>> Start Material provided
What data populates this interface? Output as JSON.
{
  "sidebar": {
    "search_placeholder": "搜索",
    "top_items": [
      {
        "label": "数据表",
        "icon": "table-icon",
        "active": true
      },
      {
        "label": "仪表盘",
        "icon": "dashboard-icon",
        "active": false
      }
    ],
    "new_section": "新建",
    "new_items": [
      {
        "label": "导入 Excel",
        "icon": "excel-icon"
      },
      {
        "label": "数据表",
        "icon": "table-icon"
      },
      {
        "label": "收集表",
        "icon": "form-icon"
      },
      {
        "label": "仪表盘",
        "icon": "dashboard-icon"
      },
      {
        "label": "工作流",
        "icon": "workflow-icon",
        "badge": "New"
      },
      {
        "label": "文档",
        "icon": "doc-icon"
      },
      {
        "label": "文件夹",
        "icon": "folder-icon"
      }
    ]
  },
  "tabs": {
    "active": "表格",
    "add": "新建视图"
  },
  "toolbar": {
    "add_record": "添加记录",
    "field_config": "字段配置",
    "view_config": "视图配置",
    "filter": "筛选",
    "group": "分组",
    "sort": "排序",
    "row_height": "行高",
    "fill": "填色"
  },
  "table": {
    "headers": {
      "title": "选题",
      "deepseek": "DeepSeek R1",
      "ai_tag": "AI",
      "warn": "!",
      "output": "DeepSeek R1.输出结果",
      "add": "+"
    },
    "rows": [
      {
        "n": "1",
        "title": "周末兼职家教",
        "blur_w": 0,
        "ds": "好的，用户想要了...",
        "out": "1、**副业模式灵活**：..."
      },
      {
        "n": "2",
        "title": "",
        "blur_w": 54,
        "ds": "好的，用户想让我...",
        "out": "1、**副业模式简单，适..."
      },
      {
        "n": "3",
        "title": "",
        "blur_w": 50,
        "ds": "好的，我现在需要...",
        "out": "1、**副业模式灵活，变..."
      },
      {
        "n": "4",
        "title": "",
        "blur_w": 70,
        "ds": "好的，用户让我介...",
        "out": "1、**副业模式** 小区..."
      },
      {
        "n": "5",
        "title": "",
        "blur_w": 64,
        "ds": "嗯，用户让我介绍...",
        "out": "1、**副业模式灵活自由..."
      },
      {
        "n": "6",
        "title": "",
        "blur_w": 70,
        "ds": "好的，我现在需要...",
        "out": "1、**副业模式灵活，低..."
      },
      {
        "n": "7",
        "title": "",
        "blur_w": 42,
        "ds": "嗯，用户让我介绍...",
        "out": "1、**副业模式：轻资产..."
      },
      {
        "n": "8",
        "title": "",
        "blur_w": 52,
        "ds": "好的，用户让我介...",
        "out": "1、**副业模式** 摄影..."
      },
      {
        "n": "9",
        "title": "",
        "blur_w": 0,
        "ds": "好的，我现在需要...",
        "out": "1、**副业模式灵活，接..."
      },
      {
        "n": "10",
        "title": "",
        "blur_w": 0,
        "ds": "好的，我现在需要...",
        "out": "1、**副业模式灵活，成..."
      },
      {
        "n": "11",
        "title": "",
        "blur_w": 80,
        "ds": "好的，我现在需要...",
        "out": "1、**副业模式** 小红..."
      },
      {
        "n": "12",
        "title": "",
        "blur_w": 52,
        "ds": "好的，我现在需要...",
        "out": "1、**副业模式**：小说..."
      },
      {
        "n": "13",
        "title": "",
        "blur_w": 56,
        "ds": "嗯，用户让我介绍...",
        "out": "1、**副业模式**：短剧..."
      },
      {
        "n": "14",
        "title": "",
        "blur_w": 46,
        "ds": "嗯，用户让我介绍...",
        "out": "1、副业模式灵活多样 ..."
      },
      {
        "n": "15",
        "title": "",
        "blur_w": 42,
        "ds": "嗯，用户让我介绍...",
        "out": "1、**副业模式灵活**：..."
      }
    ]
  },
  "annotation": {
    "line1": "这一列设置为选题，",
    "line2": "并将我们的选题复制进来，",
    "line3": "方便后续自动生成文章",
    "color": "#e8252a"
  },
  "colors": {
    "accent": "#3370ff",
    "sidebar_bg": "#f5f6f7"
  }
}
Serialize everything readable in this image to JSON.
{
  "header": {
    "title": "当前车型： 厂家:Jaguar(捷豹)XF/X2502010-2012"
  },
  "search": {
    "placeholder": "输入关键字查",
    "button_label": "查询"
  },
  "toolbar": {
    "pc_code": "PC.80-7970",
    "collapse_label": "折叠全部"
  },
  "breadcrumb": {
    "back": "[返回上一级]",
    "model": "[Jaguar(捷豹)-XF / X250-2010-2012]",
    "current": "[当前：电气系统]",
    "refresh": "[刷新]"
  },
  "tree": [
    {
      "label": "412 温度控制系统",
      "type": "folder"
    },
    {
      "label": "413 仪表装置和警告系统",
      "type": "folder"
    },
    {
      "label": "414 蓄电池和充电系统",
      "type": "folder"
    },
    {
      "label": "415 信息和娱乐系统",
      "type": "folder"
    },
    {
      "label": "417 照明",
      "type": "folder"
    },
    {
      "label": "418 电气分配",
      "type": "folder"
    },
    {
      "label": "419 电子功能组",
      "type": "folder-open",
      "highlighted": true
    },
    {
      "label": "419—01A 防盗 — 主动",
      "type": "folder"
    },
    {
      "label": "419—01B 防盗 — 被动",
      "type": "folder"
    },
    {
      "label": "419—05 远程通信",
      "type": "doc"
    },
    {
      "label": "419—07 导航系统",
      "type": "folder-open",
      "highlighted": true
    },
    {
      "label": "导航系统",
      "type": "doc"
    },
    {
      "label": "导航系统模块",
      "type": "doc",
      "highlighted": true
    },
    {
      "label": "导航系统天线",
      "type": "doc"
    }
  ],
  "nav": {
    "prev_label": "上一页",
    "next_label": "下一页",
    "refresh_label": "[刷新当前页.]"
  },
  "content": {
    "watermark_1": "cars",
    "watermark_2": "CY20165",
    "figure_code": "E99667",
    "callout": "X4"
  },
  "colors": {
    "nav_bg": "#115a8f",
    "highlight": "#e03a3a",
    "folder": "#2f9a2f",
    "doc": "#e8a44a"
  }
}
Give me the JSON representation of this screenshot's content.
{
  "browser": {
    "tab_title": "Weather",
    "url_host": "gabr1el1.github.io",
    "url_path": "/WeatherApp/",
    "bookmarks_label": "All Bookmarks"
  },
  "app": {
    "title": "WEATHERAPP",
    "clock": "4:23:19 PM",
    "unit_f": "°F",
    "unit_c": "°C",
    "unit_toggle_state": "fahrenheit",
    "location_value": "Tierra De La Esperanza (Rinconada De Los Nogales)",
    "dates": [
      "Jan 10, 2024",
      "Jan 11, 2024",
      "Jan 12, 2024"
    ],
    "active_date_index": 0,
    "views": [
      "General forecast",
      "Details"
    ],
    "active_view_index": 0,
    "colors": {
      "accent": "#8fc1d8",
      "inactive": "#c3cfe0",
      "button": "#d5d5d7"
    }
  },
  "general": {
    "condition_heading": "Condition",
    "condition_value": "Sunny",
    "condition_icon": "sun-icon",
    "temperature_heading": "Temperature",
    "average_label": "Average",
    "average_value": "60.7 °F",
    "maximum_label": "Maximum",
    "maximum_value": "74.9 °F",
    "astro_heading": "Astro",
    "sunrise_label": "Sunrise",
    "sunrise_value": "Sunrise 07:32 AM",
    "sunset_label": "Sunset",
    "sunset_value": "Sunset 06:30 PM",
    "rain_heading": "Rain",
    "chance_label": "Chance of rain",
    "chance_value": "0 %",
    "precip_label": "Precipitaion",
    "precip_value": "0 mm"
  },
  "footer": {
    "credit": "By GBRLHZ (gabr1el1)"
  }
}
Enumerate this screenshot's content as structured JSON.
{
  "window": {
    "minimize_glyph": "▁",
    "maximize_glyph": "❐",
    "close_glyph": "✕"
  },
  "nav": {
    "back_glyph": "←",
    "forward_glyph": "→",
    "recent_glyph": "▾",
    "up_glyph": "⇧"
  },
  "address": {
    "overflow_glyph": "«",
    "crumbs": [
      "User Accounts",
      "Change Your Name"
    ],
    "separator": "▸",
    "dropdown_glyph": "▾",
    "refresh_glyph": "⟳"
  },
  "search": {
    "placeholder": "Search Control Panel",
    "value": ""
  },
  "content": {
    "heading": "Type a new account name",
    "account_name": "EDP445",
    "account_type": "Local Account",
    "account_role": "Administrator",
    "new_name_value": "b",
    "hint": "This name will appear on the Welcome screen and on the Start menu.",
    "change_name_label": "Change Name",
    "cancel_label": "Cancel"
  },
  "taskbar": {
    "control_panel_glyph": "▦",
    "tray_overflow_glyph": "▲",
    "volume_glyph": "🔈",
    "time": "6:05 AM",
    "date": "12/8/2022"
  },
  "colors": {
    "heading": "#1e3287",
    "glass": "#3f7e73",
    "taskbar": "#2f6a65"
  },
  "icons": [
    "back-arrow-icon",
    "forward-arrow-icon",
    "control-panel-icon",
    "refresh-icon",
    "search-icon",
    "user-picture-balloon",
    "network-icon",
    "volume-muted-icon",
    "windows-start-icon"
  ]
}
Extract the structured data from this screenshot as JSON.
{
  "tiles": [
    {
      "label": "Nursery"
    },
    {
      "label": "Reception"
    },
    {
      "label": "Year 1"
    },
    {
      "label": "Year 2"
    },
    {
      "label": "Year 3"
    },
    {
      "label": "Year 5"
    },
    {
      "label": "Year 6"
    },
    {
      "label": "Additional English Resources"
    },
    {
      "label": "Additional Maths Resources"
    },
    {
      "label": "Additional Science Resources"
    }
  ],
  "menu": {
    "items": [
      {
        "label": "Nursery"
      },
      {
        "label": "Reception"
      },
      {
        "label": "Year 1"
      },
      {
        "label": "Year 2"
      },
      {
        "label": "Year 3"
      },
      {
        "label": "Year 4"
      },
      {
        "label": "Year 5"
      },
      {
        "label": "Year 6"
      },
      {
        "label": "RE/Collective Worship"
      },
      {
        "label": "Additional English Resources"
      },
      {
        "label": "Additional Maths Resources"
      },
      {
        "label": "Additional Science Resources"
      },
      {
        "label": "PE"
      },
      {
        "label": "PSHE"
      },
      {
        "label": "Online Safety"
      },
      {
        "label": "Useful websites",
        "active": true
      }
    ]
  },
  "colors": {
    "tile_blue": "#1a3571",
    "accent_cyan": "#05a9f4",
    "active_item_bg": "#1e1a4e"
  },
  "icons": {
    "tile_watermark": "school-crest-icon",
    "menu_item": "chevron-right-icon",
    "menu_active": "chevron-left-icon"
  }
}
>> End Material provided
▶ What is required: Starting with the line that contains "Extract the structured", output every line through the end of the listing above, unchanged.

▶ Solution to this exercise:
Extract the structured data from this screenshot as JSON.
{
  "tiles": [
    {
      "label": "Nursery"
    },
    {
      "label": "Reception"
    },
    {
      "label": "Year 1"
    },
    {
      "label": "Year 2"
    },
    {
      "label": "Year 3"
    },
    {
      "label": "Year 5"
    },
    {
      "label": "Year 6"
    },
    {
      "label": "Additional English Resources"
    },
    {
      "label": "Additional Maths Resources"
    },
    {
      "label": "Additional Science Resources"
    }
  ],
  "menu": {
    "items": [
      {
        "label": "Nursery"
      },
      {
        "label": "Reception"
      },
      {
        "label": "Year 1"
      },
      {
        "label": "Year 2"
      },
      {
        "label": "Year 3"
      },
      {
        "label": "Year 4"
      },
      {
        "label": "Year 5"
      },
      {
        "label": "Year 6"
      },
      {
        "label": "RE/Collective Worship"
      },
      {
        "label": "Additional English Resources"
      },
      {
        "label": "Additional Maths Resources"
      },
      {
        "label": "Additional Science Resources"
      },
      {
        "label": "PE"
      },
      {
        "label": "PSHE"
      },
      {
        "label": "Online Safety"
      },
      {
        "label": "Useful websites",
        "active": true
      }
    ]
  },
  "colors": {
    "tile_blue": "#1a3571",
    "accent_cyan": "#05a9f4",
    "active_item_bg": "#1e1a4e"
  },
  "icons": {
    "tile_watermark": "school-crest-icon",
    "menu_item": "chevron-right-icon",
    "menu_active": "chevron-left-icon"
  }
}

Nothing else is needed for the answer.